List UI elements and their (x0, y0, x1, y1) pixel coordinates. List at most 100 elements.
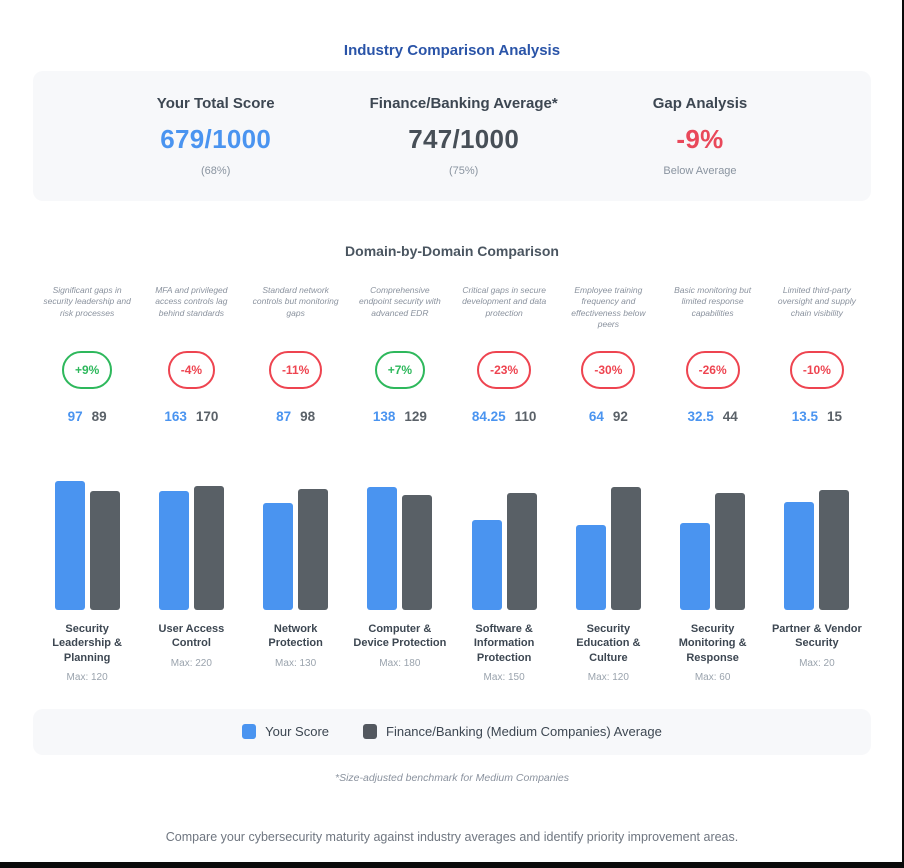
your-total-score-value: 679/1000 (160, 124, 272, 154)
summary-card: Your Total Score 679/1000 (68%) Finance/… (33, 71, 871, 201)
gap-analysis-note: Below Average (663, 165, 737, 177)
gap-badge: -30% (581, 351, 636, 389)
gap-badge: +7% (374, 351, 426, 389)
domain-scores: 64 92 (559, 409, 657, 424)
your-score-bar (575, 525, 606, 610)
domain-description: Employee training frequency and effectiv… (571, 285, 646, 330)
your-score-bar (367, 487, 398, 610)
domain-grid: Significant gaps in security leadership … (38, 285, 866, 683)
average-score-value: 15 (827, 409, 843, 424)
domain-scores: 163 170 (142, 409, 240, 424)
your-score-value: 87 (276, 409, 292, 424)
average-score-bar (819, 490, 850, 610)
domain-max-score: Max: 150 (483, 671, 525, 683)
gap-analysis-value: -9% (676, 124, 724, 154)
gap-badge-row: +9% (38, 351, 136, 393)
domain-name: Security Monitoring & Response (678, 623, 747, 664)
gap-badge: -23% (477, 351, 532, 389)
domain-max-score: Max: 180 (379, 657, 421, 669)
average-score-bar (193, 486, 224, 610)
summary-industry-average: Finance/Banking Average* 747/1000 (75%) (370, 95, 558, 177)
gap-badge: -11% (268, 351, 323, 389)
gap-badge-row: -11% (247, 351, 345, 393)
gap-badge-row: -26% (664, 351, 762, 393)
legend-item: Your Score (242, 724, 330, 740)
industry-average-percent: (75%) (448, 165, 479, 177)
your-total-score-percent: (68%) (201, 165, 231, 177)
domain-max-score: Max: 20 (799, 657, 835, 669)
your-score-bar (54, 481, 85, 610)
domain-scores: 87 98 (247, 409, 345, 424)
legend-swatch-icon (363, 724, 378, 740)
average-score-value: 89 (91, 409, 107, 424)
domain-name: Software & Information Protection (473, 623, 535, 664)
domain-description: MFA and privileged access controls lag b… (155, 285, 228, 318)
summary-gap-analysis: Gap Analysis -9% Below Average (653, 95, 747, 177)
average-score-bar (89, 491, 120, 610)
summary-label: Your Total Score (156, 95, 275, 112)
domain-name: Security Education & Culture (576, 623, 641, 664)
summary-label: Gap Analysis (652, 95, 748, 112)
your-score-value: 32.5 (687, 409, 714, 424)
page-title: Industry Comparison Analysis (343, 42, 561, 59)
domain-description: Limited third-party oversight and supply… (777, 285, 856, 318)
average-score-bar (610, 487, 641, 610)
bar-pair (664, 450, 762, 610)
legend-item: Finance/Banking (Medium Companies) Avera… (363, 724, 662, 740)
domain-name: Computer & Device Protection (353, 623, 447, 650)
gap-badge-row: -4% (142, 351, 240, 393)
your-score-bar (471, 520, 502, 610)
domain-description: Significant gaps in security leadership … (43, 285, 131, 318)
your-score-bar (263, 503, 294, 610)
your-score-bar (784, 502, 815, 610)
domain-name: User Access Control (158, 623, 225, 650)
gap-badge-row: +7% (351, 351, 449, 393)
bar-pair (351, 450, 449, 610)
domain-column: Comprehensive endpoint security with adv… (351, 285, 449, 683)
domain-column: Significant gaps in security leadership … (38, 285, 136, 683)
domain-column: Limited third-party oversight and supply… (768, 285, 866, 683)
gap-badge: -4% (167, 351, 216, 389)
window-bottom-border (0, 862, 904, 868)
gap-badge-row: -30% (559, 351, 657, 393)
domain-column: Employee training frequency and effectiv… (559, 285, 657, 683)
bar-pair (247, 450, 345, 610)
industry-average-value: 747/1000 (408, 124, 520, 154)
domain-name: Partner & Vendor Security (771, 623, 862, 650)
average-score-bar (402, 495, 433, 610)
summary-your-score: Your Total Score 679/1000 (68%) (157, 95, 275, 177)
gap-badge: -26% (685, 351, 740, 389)
bar-pair (455, 450, 553, 610)
average-score-value: 170 (195, 409, 219, 424)
benchmark-footnote: *Size-adjusted benchmark for Medium Comp… (334, 771, 570, 784)
domain-max-score: Max: 120 (587, 671, 629, 683)
average-score-bar (298, 489, 329, 610)
domain-max-score: Max: 60 (694, 671, 731, 683)
average-score-value: 129 (404, 409, 427, 424)
domain-max-score: Max: 130 (275, 657, 317, 669)
domain-max-score: Max: 220 (170, 657, 212, 669)
average-score-bar (715, 493, 746, 610)
domain-description: Basic monitoring but limited response ca… (674, 285, 752, 318)
gap-badge: +9% (61, 351, 113, 389)
legend-item-label: Finance/Banking (Medium Companies) Avera… (386, 724, 662, 740)
domain-description: Standard network controls but monitoring… (252, 285, 339, 318)
domain-name: Security Leadership & Planning (52, 623, 122, 664)
your-score-bar (680, 523, 711, 610)
chart-legend: Your Score Finance/Banking (Medium Compa… (33, 708, 871, 755)
your-score-value: 138 (372, 409, 396, 424)
your-score-value: 97 (67, 409, 83, 424)
your-score-value: 64 (588, 409, 604, 424)
window-right-border (902, 0, 904, 868)
bar-pair (768, 450, 866, 610)
average-score-value: 110 (514, 409, 537, 424)
domain-max-score: Max: 120 (66, 671, 108, 683)
bar-pair (38, 450, 136, 610)
domain-scores: 32.5 44 (664, 409, 762, 424)
domain-scores: 97 89 (38, 409, 136, 424)
legend-item-label: Your Score (265, 724, 330, 740)
gap-badge-row: -10% (768, 351, 866, 393)
domain-description: Comprehensive endpoint security with adv… (359, 285, 441, 318)
bar-pair (142, 450, 240, 610)
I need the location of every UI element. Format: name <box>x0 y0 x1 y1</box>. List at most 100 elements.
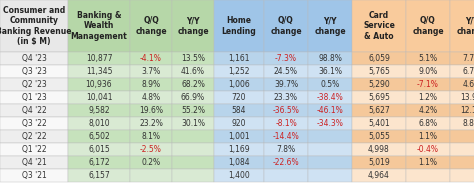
Text: 5.1%: 5.1% <box>419 54 438 63</box>
Bar <box>352 117 406 130</box>
Text: 6,157: 6,157 <box>88 171 110 180</box>
Bar <box>352 78 406 91</box>
Bar <box>214 104 264 117</box>
Bar <box>0 130 68 143</box>
Text: 6,015: 6,015 <box>88 145 110 154</box>
Bar <box>172 104 214 117</box>
Bar <box>450 156 474 169</box>
Text: 4.8%: 4.8% <box>141 93 161 102</box>
Text: Home
Lending: Home Lending <box>222 16 256 36</box>
Text: 5,401: 5,401 <box>368 119 390 128</box>
Bar <box>68 143 130 156</box>
Bar <box>0 169 68 182</box>
Text: 1.2%: 1.2% <box>419 93 438 102</box>
Text: 1,001: 1,001 <box>228 132 250 141</box>
Bar <box>0 143 68 156</box>
Bar <box>0 117 68 130</box>
Bar <box>172 91 214 104</box>
Bar <box>0 104 68 117</box>
Bar <box>264 117 308 130</box>
Bar <box>264 169 308 182</box>
Text: Q/Q
change: Q/Q change <box>135 16 167 36</box>
Text: Q/Q
change: Q/Q change <box>412 16 444 36</box>
Bar <box>406 117 450 130</box>
Bar <box>130 65 172 78</box>
Bar <box>214 117 264 130</box>
Bar <box>172 65 214 78</box>
Bar <box>264 104 308 117</box>
Text: 6.7%: 6.7% <box>462 67 474 76</box>
Bar <box>172 0 214 52</box>
Text: 1,006: 1,006 <box>228 80 250 89</box>
Bar <box>214 130 264 143</box>
Bar <box>406 156 450 169</box>
Bar <box>352 52 406 65</box>
Text: 1.1%: 1.1% <box>419 158 438 167</box>
Text: Y/Y
change: Y/Y change <box>456 16 474 36</box>
Bar <box>450 169 474 182</box>
Bar <box>352 65 406 78</box>
Bar <box>214 78 264 91</box>
Bar <box>130 143 172 156</box>
Bar <box>406 91 450 104</box>
Text: 10,041: 10,041 <box>86 93 112 102</box>
Text: 5,627: 5,627 <box>368 106 390 115</box>
Bar <box>352 156 406 169</box>
Text: 7.7%: 7.7% <box>462 54 474 63</box>
Bar <box>308 169 352 182</box>
Text: 1,161: 1,161 <box>228 54 250 63</box>
Text: 6.8%: 6.8% <box>419 119 438 128</box>
Text: 1,084: 1,084 <box>228 158 250 167</box>
Text: 1.1%: 1.1% <box>419 132 438 141</box>
Text: 5,765: 5,765 <box>368 67 390 76</box>
Text: -14.4%: -14.4% <box>273 132 300 141</box>
Bar <box>214 0 264 52</box>
Bar <box>450 130 474 143</box>
Text: -8.1%: -8.1% <box>275 119 297 128</box>
Text: 24.5%: 24.5% <box>274 67 298 76</box>
Bar <box>0 156 68 169</box>
Text: 41.6%: 41.6% <box>181 67 205 76</box>
Bar <box>264 78 308 91</box>
Bar <box>130 130 172 143</box>
Text: 19.6%: 19.6% <box>139 106 163 115</box>
Bar <box>352 143 406 156</box>
Bar <box>68 65 130 78</box>
Bar <box>308 156 352 169</box>
Text: 5,695: 5,695 <box>368 93 390 102</box>
Bar <box>214 52 264 65</box>
Bar <box>214 91 264 104</box>
Bar <box>406 169 450 182</box>
Bar <box>450 65 474 78</box>
Text: 7.8%: 7.8% <box>276 145 296 154</box>
Bar <box>450 91 474 104</box>
Text: 12.1%: 12.1% <box>460 106 474 115</box>
Bar <box>68 78 130 91</box>
Bar <box>406 104 450 117</box>
Text: 8.1%: 8.1% <box>142 132 161 141</box>
Text: -0.4%: -0.4% <box>417 145 439 154</box>
Bar <box>130 169 172 182</box>
Bar <box>308 52 352 65</box>
Bar <box>406 143 450 156</box>
Text: Q3 '21: Q3 '21 <box>22 171 46 180</box>
Bar <box>68 52 130 65</box>
Bar <box>130 91 172 104</box>
Text: -22.6%: -22.6% <box>273 158 299 167</box>
Bar <box>308 65 352 78</box>
Text: 11,345: 11,345 <box>86 67 112 76</box>
Text: 1,169: 1,169 <box>228 145 250 154</box>
Text: 920: 920 <box>232 119 246 128</box>
Bar <box>406 52 450 65</box>
Text: 68.2%: 68.2% <box>181 80 205 89</box>
Bar <box>352 169 406 182</box>
Bar <box>0 0 68 52</box>
Bar <box>172 156 214 169</box>
Text: Banking &
Wealth
Management: Banking & Wealth Management <box>71 11 128 41</box>
Text: 4.2%: 4.2% <box>419 106 438 115</box>
Bar <box>406 130 450 143</box>
Bar <box>0 78 68 91</box>
Text: 23.2%: 23.2% <box>139 119 163 128</box>
Bar <box>264 156 308 169</box>
Bar <box>450 117 474 130</box>
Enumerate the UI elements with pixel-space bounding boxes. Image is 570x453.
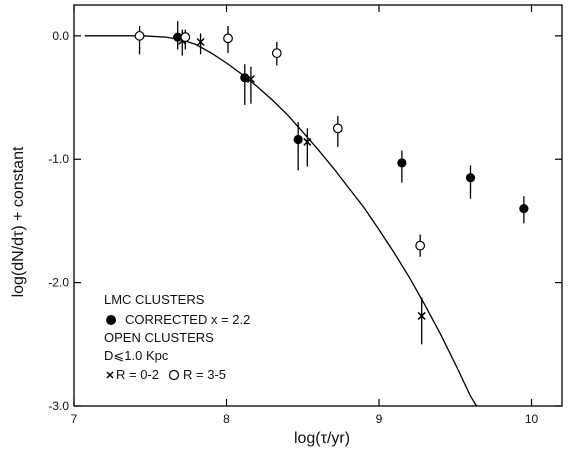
marker-filled-circle	[240, 73, 250, 83]
data-point-filled-circle	[397, 150, 407, 183]
marker-open-circle	[180, 32, 191, 42]
plot-frame	[73, 4, 563, 407]
data-point-filled-circle	[293, 122, 303, 171]
marker-cross-stroke	[246, 75, 255, 84]
legend-marker-open-circle	[168, 369, 180, 381]
data-point-open-circle	[271, 42, 282, 66]
y-tick-label: -3.0	[48, 399, 69, 413]
legend-marker-filled-circle	[106, 315, 116, 325]
marker-filled-circle	[465, 173, 476, 183]
marker-open-circle	[134, 30, 145, 41]
y-axis-label: log(dN/dτ) + constant	[10, 146, 27, 297]
legend-label-distance: D⩽1.0 Kpc	[104, 348, 169, 363]
y-tick-label: -1.0	[48, 152, 69, 166]
legend-marker-cross	[106, 371, 114, 379]
data-point-open-circle	[223, 25, 233, 54]
legend-label-corrected: CORRECTED x = 2.2	[125, 312, 250, 327]
marker-cross-stroke	[417, 311, 426, 320]
marker-open-circle	[332, 123, 343, 134]
legend-label-open: R = 3-5	[183, 367, 226, 382]
marker-filled-circle	[293, 134, 303, 145]
marker-open-circle	[271, 48, 282, 59]
legend-title-open: OPEN CLUSTERS	[104, 330, 214, 345]
x-axis-label: log(τ/yr)	[294, 430, 350, 447]
marker-filled-circle	[519, 203, 529, 214]
legend-title-lmc: LMC CLUSTERS	[104, 292, 205, 307]
x-tick-label: 10	[525, 412, 539, 426]
x-tick-label: 9	[376, 412, 383, 426]
data-point-cross	[196, 33, 205, 55]
plot-frame-group	[73, 4, 563, 407]
y-tick-label: 0.0	[52, 29, 69, 43]
data-point-cross	[246, 66, 255, 104]
data-point-open-circle	[180, 29, 191, 50]
marker-cross-stroke	[196, 37, 205, 47]
data-point-open-circle	[134, 25, 145, 55]
tick-group: 7 8 9 10 0.0 -1.0 -2.0 -3.0	[48, 5, 562, 426]
x-tick-label: 8	[223, 412, 230, 426]
legend: LMC CLUSTERS CORRECTED x = 2.2 OPEN CLUS…	[104, 292, 250, 382]
marker-open-circle	[415, 240, 426, 251]
marker-cross-stroke	[303, 137, 312, 146]
data-point-cross	[303, 128, 312, 167]
points-group	[134, 21, 529, 345]
legend-label-cross: R = 0-2	[116, 367, 159, 382]
x-tick-label: 7	[71, 412, 78, 426]
marker-open-circle	[223, 33, 233, 44]
data-point-filled-circle	[240, 64, 250, 105]
data-point-open-circle	[332, 116, 343, 147]
data-point-filled-circle	[519, 196, 529, 224]
marker-filled-circle	[397, 158, 407, 168]
data-point-cross	[417, 297, 426, 345]
data-point-filled-circle	[465, 165, 476, 199]
y-tick-label: -2.0	[48, 276, 69, 290]
data-point-open-circle	[415, 234, 426, 257]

--------

Instruction
Copy the lines of the material verbatim, starting at the line that contains "your-total-score-value: 679/1000 (160, 124, 272, 154)" and ending after the line that contains "average-score-value: 15 (827, 409, 843, 424)".

Exercise output
your-total-score-value: 679/1000 (160, 124, 272, 154)
summary-card: Your Total Score 679/1000 (68%) Finance/… (33, 71, 871, 201)
gap-analysis-note: Below Average (663, 165, 737, 177)
gap-badge: -30% (581, 351, 636, 389)
gap-badge: +7% (374, 351, 426, 389)
domain-scores: 64 92 (559, 409, 657, 424)
your-score-bar (575, 525, 606, 610)
domain-description: Employee training frequency and effectiv… (571, 285, 646, 330)
your-score-bar (367, 487, 398, 610)
domain-grid: Significant gaps in security leadership … (38, 285, 866, 683)
average-score-value: 15 (827, 409, 843, 424)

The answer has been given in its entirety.